● EXERCISE OBJECTIVE
Where a line contains the word "clear", copy that line in full.

● GIVEN INFORMATION
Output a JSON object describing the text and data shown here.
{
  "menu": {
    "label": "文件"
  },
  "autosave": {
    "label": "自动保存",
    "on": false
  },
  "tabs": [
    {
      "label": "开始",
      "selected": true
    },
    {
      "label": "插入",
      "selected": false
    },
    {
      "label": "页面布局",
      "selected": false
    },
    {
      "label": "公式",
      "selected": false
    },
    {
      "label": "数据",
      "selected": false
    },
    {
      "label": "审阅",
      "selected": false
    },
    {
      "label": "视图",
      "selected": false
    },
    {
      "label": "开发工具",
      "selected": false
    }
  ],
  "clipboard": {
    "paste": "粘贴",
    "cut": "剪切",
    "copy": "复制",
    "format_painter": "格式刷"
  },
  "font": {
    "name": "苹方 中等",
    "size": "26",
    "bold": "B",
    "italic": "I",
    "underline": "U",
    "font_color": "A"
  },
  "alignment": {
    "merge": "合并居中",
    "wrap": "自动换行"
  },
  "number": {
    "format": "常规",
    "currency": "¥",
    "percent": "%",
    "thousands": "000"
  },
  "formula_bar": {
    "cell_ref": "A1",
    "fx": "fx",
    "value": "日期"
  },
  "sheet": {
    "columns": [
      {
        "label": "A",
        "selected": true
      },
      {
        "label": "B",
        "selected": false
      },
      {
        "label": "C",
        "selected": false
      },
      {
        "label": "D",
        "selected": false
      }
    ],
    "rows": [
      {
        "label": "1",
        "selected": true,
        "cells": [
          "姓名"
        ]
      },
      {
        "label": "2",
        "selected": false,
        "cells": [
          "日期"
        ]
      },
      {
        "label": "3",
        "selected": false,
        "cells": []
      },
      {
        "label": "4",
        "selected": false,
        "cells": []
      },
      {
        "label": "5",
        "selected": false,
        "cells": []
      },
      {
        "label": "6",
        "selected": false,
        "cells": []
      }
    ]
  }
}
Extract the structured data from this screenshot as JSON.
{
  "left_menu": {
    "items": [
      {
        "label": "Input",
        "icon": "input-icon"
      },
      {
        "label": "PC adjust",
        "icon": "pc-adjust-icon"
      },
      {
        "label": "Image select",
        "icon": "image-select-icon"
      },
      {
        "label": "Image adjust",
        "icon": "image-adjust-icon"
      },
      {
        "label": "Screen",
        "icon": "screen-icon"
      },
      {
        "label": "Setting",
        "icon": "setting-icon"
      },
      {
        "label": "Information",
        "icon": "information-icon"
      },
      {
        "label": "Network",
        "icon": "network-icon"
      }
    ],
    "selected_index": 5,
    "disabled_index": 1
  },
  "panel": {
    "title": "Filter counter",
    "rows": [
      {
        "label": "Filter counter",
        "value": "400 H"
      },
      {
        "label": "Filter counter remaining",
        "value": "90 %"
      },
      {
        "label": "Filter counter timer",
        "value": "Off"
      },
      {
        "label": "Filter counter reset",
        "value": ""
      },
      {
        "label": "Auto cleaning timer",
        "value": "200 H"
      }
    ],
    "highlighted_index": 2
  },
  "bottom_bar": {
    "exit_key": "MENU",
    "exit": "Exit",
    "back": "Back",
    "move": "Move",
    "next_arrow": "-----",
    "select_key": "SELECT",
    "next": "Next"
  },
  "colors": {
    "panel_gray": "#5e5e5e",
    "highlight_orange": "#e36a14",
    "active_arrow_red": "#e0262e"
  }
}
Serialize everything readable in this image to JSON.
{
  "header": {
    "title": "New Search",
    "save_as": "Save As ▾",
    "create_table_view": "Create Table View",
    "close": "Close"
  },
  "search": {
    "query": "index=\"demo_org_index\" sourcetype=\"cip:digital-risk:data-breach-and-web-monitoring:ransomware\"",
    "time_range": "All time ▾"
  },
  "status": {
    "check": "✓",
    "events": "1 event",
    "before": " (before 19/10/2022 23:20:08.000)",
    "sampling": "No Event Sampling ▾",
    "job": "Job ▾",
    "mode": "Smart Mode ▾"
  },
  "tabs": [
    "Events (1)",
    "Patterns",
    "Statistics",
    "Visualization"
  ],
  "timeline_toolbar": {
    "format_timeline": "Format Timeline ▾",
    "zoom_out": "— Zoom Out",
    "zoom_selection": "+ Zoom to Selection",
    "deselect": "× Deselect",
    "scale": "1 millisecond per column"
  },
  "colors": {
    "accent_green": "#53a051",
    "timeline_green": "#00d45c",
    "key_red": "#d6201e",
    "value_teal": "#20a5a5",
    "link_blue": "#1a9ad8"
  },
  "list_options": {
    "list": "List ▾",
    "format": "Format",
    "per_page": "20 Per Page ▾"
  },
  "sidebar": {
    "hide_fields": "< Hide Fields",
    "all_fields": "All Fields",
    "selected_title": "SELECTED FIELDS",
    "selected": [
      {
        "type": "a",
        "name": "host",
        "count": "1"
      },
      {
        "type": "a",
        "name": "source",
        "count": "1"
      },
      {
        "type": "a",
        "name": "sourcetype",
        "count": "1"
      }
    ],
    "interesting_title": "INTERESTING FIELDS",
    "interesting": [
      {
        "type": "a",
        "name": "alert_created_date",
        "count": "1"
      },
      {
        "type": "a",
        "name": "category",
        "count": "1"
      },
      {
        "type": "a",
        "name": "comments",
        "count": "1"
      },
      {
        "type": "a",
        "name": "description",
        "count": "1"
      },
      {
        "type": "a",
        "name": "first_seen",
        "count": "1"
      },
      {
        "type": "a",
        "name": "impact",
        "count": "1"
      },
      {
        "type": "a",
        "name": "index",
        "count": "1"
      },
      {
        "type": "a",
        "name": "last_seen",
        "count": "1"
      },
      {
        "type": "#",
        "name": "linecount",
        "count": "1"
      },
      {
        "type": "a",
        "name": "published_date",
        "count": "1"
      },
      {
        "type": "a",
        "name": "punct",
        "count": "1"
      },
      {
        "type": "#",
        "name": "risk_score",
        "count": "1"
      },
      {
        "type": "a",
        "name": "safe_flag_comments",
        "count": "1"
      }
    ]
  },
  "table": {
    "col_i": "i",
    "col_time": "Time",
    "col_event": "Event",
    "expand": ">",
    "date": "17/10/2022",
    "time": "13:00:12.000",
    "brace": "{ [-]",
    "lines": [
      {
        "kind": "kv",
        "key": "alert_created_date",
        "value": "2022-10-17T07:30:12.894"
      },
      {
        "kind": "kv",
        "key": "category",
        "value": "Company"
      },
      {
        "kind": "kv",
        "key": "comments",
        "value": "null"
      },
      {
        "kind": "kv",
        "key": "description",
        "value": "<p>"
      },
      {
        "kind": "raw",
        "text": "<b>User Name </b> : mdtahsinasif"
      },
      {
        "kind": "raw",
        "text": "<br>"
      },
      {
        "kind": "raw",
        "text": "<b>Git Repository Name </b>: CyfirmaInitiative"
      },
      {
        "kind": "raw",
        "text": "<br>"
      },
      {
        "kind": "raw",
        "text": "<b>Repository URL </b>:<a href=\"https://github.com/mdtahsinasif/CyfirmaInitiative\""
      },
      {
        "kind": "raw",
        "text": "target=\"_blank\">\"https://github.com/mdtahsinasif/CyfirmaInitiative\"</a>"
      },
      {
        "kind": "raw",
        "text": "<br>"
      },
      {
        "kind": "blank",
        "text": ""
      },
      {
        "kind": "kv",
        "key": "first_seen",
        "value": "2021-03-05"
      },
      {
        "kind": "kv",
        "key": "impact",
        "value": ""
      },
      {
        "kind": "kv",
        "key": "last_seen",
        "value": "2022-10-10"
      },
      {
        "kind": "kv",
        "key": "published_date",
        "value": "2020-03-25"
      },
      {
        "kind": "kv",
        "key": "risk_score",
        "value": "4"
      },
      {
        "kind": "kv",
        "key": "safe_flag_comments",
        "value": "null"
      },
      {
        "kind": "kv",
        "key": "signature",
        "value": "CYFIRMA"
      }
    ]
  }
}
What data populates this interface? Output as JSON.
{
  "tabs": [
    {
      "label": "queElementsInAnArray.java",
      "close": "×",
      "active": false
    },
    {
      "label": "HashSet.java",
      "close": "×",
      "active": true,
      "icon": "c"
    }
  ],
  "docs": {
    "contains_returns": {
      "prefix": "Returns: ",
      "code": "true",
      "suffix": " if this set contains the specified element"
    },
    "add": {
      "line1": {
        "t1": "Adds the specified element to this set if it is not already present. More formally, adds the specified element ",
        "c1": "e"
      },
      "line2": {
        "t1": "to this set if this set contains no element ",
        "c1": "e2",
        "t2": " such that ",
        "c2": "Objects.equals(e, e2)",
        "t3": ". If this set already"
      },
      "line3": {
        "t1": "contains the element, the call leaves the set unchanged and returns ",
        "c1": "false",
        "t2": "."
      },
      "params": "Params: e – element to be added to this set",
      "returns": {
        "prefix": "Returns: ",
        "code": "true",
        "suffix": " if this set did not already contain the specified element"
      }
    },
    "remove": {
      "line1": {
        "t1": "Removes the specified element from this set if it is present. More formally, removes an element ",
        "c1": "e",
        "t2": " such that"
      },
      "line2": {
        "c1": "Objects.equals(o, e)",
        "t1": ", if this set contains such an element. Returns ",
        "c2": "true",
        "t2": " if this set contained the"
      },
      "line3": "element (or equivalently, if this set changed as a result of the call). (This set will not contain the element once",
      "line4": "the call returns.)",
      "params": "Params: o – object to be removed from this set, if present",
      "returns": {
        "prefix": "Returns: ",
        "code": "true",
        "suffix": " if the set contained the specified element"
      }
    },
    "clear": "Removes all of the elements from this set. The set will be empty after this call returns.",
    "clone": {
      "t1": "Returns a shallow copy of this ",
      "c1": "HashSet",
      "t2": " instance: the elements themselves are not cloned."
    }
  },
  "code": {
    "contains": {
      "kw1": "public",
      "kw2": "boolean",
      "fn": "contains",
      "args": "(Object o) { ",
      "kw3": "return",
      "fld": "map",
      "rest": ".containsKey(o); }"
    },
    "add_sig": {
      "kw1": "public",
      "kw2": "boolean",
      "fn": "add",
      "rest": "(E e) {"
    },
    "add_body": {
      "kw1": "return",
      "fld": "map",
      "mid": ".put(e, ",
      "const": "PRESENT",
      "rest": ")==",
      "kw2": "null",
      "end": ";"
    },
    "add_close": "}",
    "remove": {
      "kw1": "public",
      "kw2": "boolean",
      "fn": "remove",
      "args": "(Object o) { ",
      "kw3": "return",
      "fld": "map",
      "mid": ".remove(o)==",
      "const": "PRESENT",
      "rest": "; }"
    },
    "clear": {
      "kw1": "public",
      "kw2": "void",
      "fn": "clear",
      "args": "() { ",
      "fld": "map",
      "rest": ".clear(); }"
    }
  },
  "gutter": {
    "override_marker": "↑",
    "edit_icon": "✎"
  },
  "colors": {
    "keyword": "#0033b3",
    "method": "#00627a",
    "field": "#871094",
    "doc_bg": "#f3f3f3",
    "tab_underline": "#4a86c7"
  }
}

● THE COMPLETED TASK
    "clear": "Removes all of the elements from this set. The set will be empty after this call returns.",
    "clear": {
      "fn": "clear",
      "rest": ".clear(); }"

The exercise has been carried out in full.